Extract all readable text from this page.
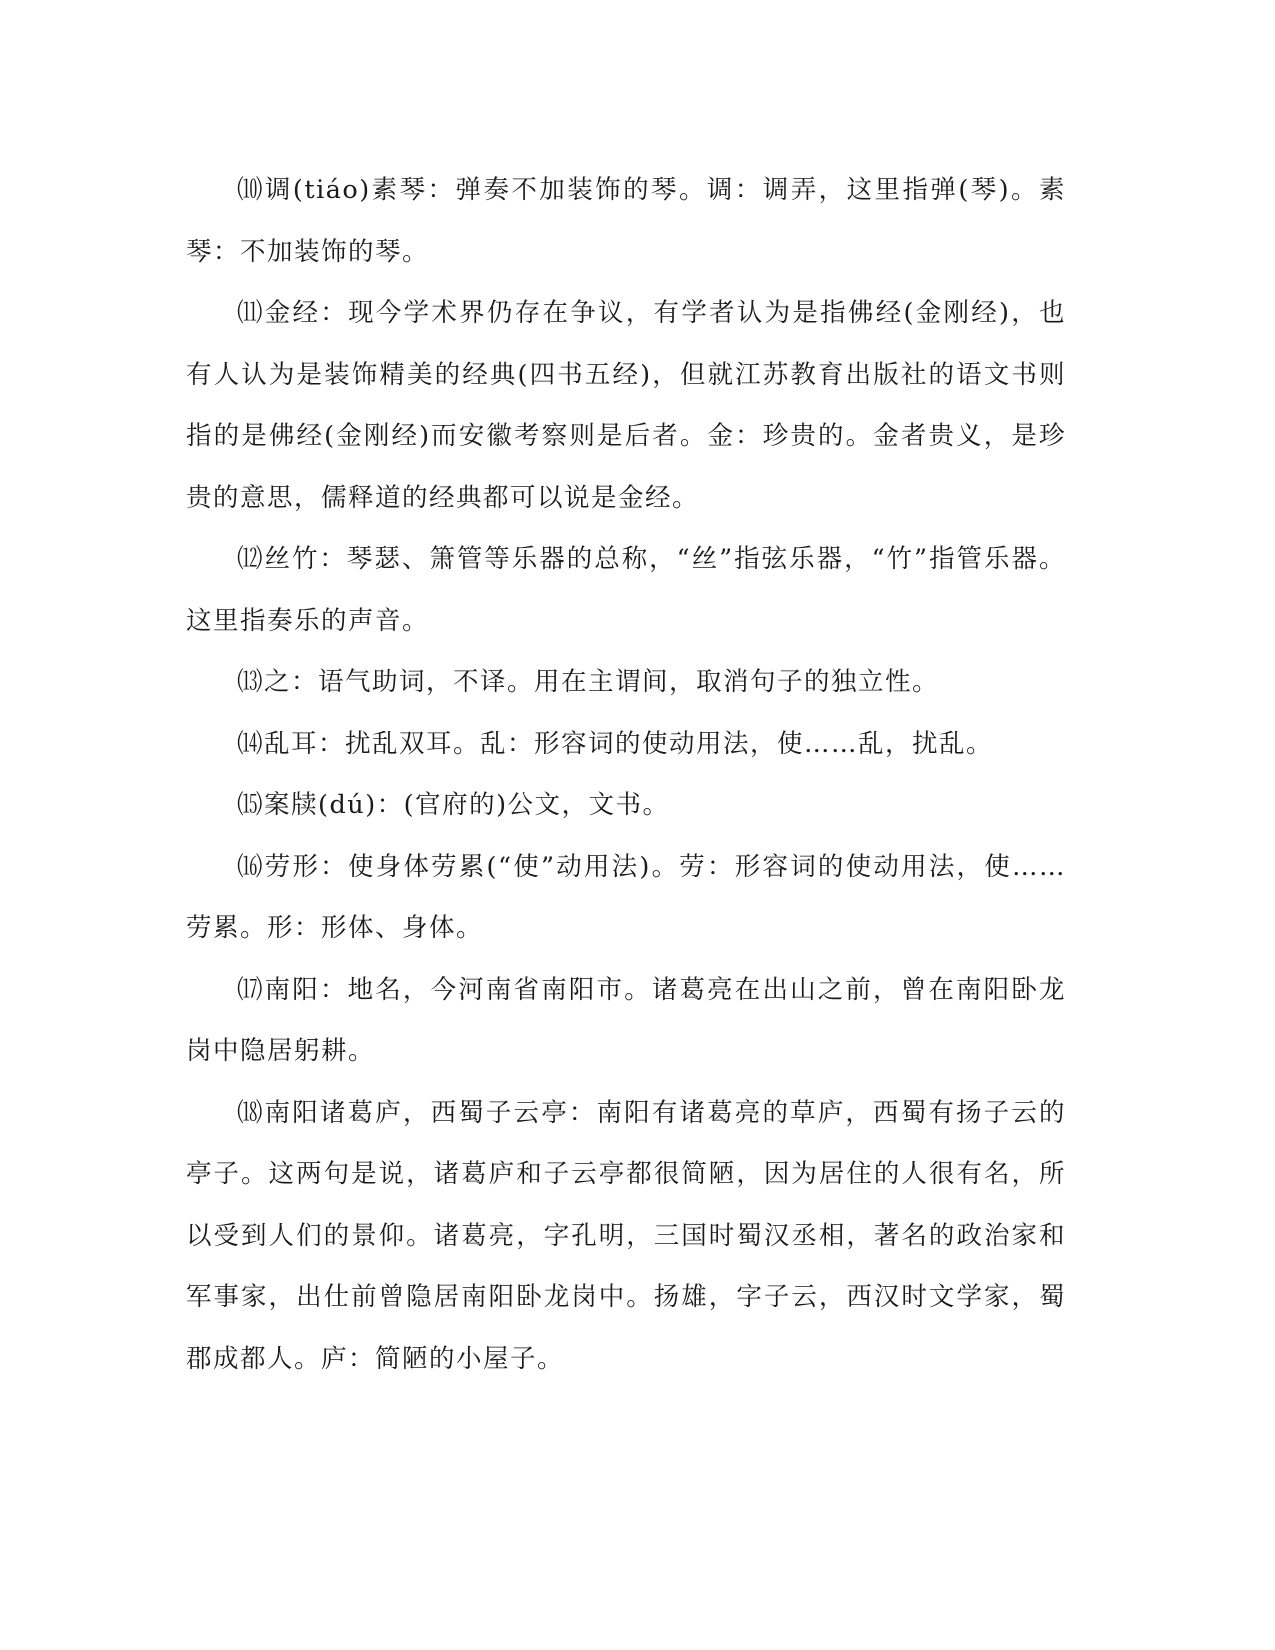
⑽调(tiáo)素琴：弹奏不加装饰的琴。调：调弄，这里指弹(琴)。素琴：不加装饰的琴。

⑾金经：现今学术界仍存在争议，有学者认为是指佛经(金刚经)，也有人认为是装饰精美的经典(四书五经)，但就江苏教育出版社的语文书则指的是佛经(金刚经)而安徽考察则是后者。金：珍贵的。金者贵义，是珍贵的意思，儒释道的经典都可以说是金经。

⑿丝竹：琴瑟、箫管等乐器的总称，“丝”指弦乐器，“竹”指管乐器。这里指奏乐的声音。

⒀之：语气助词，不译。用在主谓间，取消句子的独立性。

⒁乱耳：扰乱双耳。乱：形容词的使动用法，使……乱，扰乱。

⒂案牍(dú)：(官府的)公文，文书。

⒃劳形：使身体劳累(“使”动用法)。劳：形容词的使动用法，使……劳累。形：形体、身体。

⒄南阳：地名，今河南省南阳市。诸葛亮在出山之前，曾在南阳卧龙岗中隐居躬耕。

⒅南阳诸葛庐，西蜀子云亭：南阳有诸葛亮的草庐，西蜀有扬子云的亭子。这两句是说，诸葛庐和子云亭都很简陋，因为居住的人很有名，所以受到人们的景仰。诸葛亮，字孔明，三国时蜀汉丞相，著名的政治家和军事家，出仕前曾隐居南阳卧龙岗中。扬雄，字子云，西汉时文学家，蜀郡成都人。庐：简陋的小屋子。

-*-*-

Keep every word of the data as it is when you write it out, but drop the pictures.

[EXERCISE SOLUTION]
Extract all readable text from this page.
⑽调(tiáo)素琴：弹奏不加装饰的琴。调：调弄，这里指弹(琴)。素琴：不加装饰的琴。

⑾金经：现今学术界仍存在争议，有学者认为是指佛经(金刚经)，也有人认为是装饰精美的经典(四书五经)，但就江苏教育出版社的语文书则指的是佛经(金刚经)而安徽考察则是后者。金：珍贵的。金者贵义，是珍贵的意思，儒释道的经典都可以说是金经。

⑿丝竹：琴瑟、箫管等乐器的总称，“丝”指弦乐器，“竹”指管乐器。这里指奏乐的声音。

⒀之：语气助词，不译。用在主谓间，取消句子的独立性。

⒁乱耳：扰乱双耳。乱：形容词的使动用法，使……乱，扰乱。

⒂案牍(dú)：(官府的)公文，文书。

⒃劳形：使身体劳累(“使”动用法)。劳：形容词的使动用法，使……劳累。形：形体、身体。

⒄南阳：地名，今河南省南阳市。诸葛亮在出山之前，曾在南阳卧龙岗中隐居躬耕。

⒅南阳诸葛庐，西蜀子云亭：南阳有诸葛亮的草庐，西蜀有扬子云的亭子。这两句是说，诸葛庐和子云亭都很简陋，因为居住的人很有名，所以受到人们的景仰。诸葛亮，字孔明，三国时蜀汉丞相，著名的政治家和军事家，出仕前曾隐居南阳卧龙岗中。扬雄，字子云，西汉时文学家，蜀郡成都人。庐：简陋的小屋子。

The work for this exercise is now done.